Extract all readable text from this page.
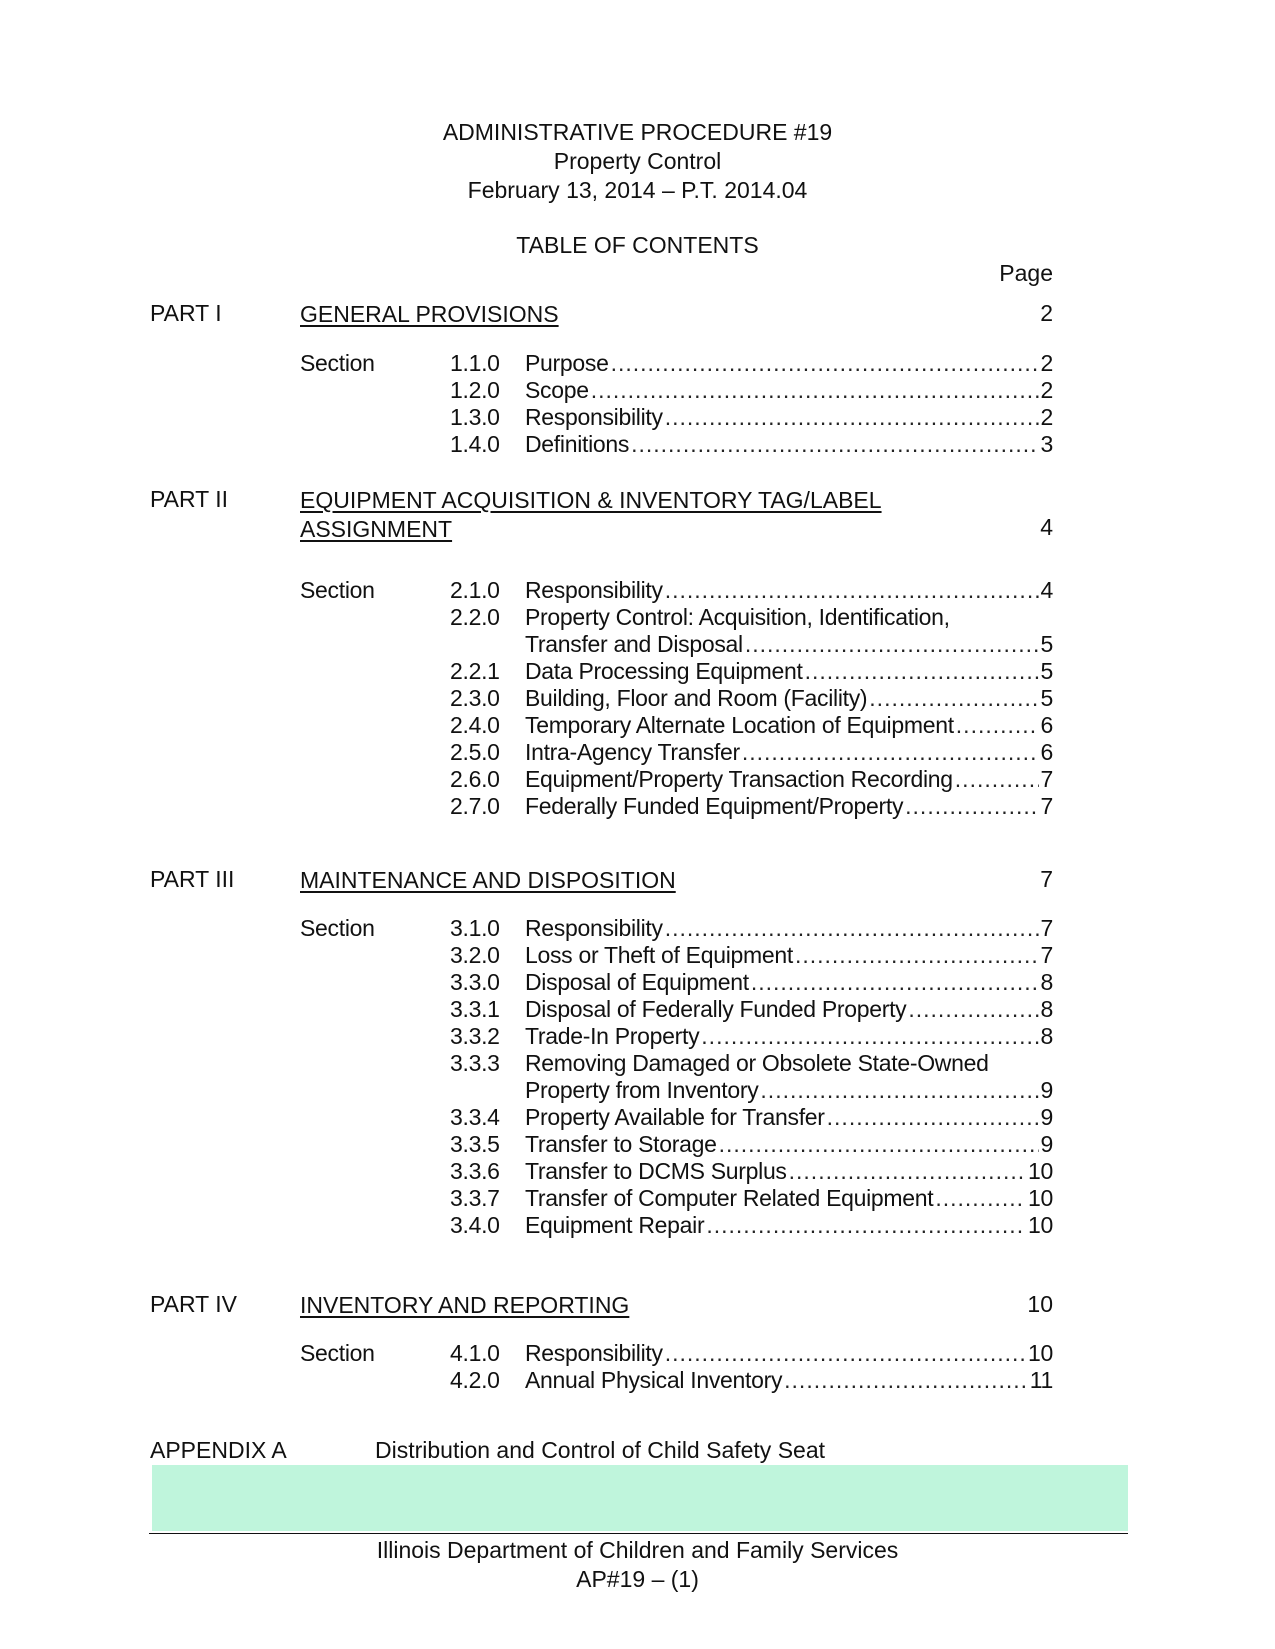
ADMINISTRATIVE PROCEDURE #19
Property Control
February 13, 2014 – P.T. 2014.04
TABLE OF CONTENTS
Page
PART I	GENERAL PROVISIONS	2
Section	1.1.0 Purpose .....	2
1.2.0 Scope .....	2
1.3.0 Responsibility .....	2
1.4.0 Definitions .....	3
PART II	EQUIPMENT ACQUISITION & INVENTORY TAG/LABEL
ASSIGNMENT	4
Section	2.1.0 Responsibility .....	4
2.2.0 Property Control: Acquisition, Identification,
Transfer and Disposal .....	5
2.2.1 Data Processing Equipment .....	5
2.3.0 Building, Floor and Room (Facility) .....	5
2.4.0 Temporary Alternate Location of Equipment .....	6
2.5.0 Intra-Agency Transfer .....	6
2.6.0 Equipment/Property Transaction Recording .....	7
2.7.0 Federally Funded Equipment/Property .....	7
PART III	MAINTENANCE AND DISPOSITION	7
Section	3.1.0 Responsibility .....	7
3.2.0 Loss or Theft of Equipment .....	7
3.3.0 Disposal of Equipment .....	8
3.3.1 Disposal of Federally Funded Property .....	8
3.3.2 Trade-In Property .....	8
3.3.3 Removing Damaged or Obsolete State-Owned
Property from Inventory .....	9
3.3.4 Property Available for Transfer .....	9
3.3.5 Transfer to Storage .....	9
3.3.6 Transfer to DCMS Surplus .....	10
3.3.7 Transfer of Computer Related Equipment .....	10
3.4.0 Equipment Repair .....	10
PART IV	INVENTORY AND REPORTING	10
Section	4.1.0 Responsibility .....	10
4.2.0 Annual Physical Inventory .....	11
APPENDIX A	Distribution and Control of Child Safety Seat
Illinois Department of Children and Family Services
AP#19 – (1)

What the task requires:
Print out every entry above without changing a word, and leave out the pictures.

Answer to this task:
Extract all readable text from this page.
ADMINISTRATIVE PROCEDURE #19
Property Control
February 13, 2014 – P.T. 2014.04
TABLE OF CONTENTS
Page
PART I	GENERAL PROVISIONS	2
Section	1.1.0 Purpose .....	2
1.2.0 Scope .....	2
1.3.0 Responsibility .....	2
1.4.0 Definitions .....	3
PART II	EQUIPMENT ACQUISITION & INVENTORY TAG/LABEL
ASSIGNMENT	4
Section	2.1.0 Responsibility .....	4
2.2.0 Property Control: Acquisition, Identification,
Transfer and Disposal .....	5
2.2.1 Data Processing Equipment .....	5
2.3.0 Building, Floor and Room (Facility) .....	5
2.4.0 Temporary Alternate Location of Equipment .....	6
2.5.0 Intra-Agency Transfer .....	6
2.6.0 Equipment/Property Transaction Recording .....	7
2.7.0 Federally Funded Equipment/Property .....	7
PART III	MAINTENANCE AND DISPOSITION	7
Section	3.1.0 Responsibility .....	7
3.2.0 Loss or Theft of Equipment .....	7
3.3.0 Disposal of Equipment .....	8
3.3.1 Disposal of Federally Funded Property .....	8
3.3.2 Trade-In Property .....	8
3.3.3 Removing Damaged or Obsolete State-Owned
Property from Inventory .....	9
3.3.4 Property Available for Transfer .....	9
3.3.5 Transfer to Storage .....	9
3.3.6 Transfer to DCMS Surplus .....	10
3.3.7 Transfer of Computer Related Equipment .....	10
3.4.0 Equipment Repair .....	10
PART IV	INVENTORY AND REPORTING	10
Section	4.1.0 Responsibility .....	10
4.2.0 Annual Physical Inventory .....	11
APPENDIX A	Distribution and Control of Child Safety Seat
Illinois Department of Children and Family Services
AP#19 – (1)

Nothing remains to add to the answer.